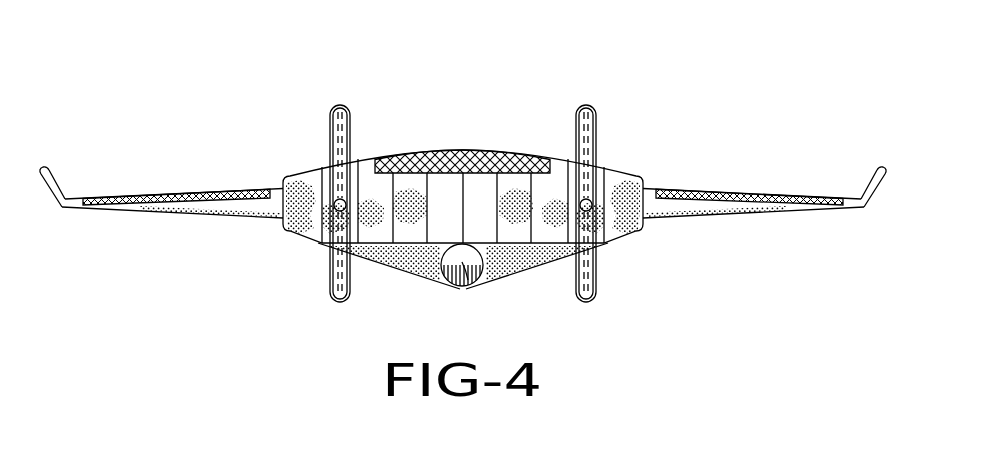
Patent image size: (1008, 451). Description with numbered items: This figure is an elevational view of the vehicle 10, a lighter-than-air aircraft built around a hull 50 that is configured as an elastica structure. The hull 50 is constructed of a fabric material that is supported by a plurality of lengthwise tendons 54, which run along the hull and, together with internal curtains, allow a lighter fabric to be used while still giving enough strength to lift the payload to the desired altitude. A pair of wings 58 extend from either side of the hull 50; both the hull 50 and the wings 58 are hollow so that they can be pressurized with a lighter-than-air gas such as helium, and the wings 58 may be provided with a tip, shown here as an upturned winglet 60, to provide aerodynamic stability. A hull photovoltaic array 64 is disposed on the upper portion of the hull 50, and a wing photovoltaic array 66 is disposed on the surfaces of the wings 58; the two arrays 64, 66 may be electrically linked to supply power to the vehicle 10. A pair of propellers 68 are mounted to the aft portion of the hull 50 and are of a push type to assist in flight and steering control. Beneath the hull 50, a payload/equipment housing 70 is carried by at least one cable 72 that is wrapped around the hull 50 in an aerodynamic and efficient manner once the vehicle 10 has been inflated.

The vehicle 10 is at (156, 113).
The hull 50 is at (509, 151).
The lengthwise tendons 54 is at (417, 187).
The wings 58 is at (174, 209).
The winglet 60 is at (57, 183).
The hull photovoltaic array 64 is at (440, 152).
The wing photovoltaic array 66 is at (216, 195).
The propellers 68 is at (337, 124).
The payload/equipment housing 70 is at (466, 290).
The cable 72 is at (386, 268).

==========

-- INSTRUCTION --
State how many of the lines above contain the string "equipment". Reply with the number alone.

-- WRITTEN SOLUTION --
2